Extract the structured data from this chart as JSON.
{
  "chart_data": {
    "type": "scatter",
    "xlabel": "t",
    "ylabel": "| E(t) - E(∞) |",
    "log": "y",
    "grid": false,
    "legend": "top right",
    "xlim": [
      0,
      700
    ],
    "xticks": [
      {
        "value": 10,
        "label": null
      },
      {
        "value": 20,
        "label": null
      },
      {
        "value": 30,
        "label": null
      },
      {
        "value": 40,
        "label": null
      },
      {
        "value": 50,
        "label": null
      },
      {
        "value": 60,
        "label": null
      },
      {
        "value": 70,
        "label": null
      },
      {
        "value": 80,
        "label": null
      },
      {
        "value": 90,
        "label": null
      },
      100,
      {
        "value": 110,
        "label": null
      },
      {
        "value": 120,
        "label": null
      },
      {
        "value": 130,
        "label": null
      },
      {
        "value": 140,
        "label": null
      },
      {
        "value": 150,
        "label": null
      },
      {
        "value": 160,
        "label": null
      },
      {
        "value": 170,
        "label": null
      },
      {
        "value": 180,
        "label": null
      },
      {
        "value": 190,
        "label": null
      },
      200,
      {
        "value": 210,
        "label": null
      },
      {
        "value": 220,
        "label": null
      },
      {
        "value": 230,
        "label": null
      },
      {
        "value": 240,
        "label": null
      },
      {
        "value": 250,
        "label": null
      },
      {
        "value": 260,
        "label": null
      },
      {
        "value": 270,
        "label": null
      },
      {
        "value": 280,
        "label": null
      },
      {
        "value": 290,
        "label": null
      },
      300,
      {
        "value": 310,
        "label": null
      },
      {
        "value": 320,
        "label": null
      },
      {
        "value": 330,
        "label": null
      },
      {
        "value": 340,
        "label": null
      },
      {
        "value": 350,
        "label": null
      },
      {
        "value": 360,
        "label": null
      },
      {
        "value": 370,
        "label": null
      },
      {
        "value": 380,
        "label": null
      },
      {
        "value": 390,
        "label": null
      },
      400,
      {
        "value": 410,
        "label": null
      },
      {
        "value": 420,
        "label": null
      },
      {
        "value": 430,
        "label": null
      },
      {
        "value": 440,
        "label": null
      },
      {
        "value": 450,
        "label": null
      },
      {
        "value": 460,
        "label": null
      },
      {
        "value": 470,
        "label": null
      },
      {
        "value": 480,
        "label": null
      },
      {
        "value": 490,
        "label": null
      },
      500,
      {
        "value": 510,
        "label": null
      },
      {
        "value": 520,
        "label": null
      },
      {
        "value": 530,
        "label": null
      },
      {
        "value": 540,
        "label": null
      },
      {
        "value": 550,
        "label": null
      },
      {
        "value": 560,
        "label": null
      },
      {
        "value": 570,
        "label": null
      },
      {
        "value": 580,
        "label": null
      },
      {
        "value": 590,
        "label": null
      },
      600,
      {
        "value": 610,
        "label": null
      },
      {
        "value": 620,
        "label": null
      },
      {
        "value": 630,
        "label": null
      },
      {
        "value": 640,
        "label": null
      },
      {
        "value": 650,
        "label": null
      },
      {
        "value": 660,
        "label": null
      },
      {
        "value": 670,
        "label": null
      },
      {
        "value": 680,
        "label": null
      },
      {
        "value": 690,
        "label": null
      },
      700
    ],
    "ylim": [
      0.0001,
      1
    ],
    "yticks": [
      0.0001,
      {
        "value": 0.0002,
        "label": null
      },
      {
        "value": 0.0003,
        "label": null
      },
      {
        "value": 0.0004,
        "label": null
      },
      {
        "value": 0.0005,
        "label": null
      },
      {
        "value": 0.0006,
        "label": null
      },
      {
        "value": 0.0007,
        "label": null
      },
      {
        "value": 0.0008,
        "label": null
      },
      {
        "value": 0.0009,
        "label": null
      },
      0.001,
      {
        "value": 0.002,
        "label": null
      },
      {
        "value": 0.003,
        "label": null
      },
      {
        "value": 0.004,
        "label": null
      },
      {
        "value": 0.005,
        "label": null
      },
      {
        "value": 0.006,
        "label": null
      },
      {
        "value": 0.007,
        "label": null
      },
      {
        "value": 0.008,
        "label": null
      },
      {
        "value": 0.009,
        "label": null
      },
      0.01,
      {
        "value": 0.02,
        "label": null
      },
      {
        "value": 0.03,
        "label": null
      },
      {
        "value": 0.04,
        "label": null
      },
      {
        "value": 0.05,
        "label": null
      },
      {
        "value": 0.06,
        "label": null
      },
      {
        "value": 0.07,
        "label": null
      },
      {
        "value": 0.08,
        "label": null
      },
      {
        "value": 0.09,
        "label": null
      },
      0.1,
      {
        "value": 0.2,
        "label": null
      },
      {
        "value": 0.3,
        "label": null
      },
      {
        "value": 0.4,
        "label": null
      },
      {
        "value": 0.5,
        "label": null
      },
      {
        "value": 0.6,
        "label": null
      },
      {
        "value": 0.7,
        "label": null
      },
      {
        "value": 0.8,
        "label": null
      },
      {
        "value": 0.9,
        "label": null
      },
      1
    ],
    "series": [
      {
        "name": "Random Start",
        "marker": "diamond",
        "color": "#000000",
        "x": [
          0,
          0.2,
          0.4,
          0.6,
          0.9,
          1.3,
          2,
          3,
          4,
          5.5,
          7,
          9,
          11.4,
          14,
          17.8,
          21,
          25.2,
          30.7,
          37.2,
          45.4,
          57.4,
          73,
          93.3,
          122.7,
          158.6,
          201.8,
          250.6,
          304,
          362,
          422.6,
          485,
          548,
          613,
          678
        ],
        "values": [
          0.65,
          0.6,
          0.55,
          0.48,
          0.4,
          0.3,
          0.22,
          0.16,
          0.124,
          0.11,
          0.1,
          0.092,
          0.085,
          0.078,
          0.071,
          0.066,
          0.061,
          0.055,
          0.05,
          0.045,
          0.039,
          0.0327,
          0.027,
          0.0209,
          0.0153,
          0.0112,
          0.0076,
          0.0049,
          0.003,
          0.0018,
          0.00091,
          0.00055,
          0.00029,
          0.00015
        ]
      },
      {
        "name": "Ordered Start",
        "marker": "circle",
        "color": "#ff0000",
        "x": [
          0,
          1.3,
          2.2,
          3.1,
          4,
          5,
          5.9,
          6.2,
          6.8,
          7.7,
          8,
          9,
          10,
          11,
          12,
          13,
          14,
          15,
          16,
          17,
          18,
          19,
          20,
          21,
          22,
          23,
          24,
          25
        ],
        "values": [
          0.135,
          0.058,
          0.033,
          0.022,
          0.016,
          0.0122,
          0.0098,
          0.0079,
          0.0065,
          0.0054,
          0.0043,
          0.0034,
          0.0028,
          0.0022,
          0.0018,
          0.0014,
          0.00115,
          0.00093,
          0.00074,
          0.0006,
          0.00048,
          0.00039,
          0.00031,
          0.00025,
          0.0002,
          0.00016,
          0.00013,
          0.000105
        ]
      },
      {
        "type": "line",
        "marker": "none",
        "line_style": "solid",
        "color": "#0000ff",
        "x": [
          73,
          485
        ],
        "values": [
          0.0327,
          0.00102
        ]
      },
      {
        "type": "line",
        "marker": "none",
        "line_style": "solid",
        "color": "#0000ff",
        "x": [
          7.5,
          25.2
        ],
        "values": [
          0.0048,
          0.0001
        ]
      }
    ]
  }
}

+++

WORK REQUIRED -> Read through the entries and copy every line that includes "name".

RESULT ->
        "name": "Random Start",
        "name": "Ordered Start",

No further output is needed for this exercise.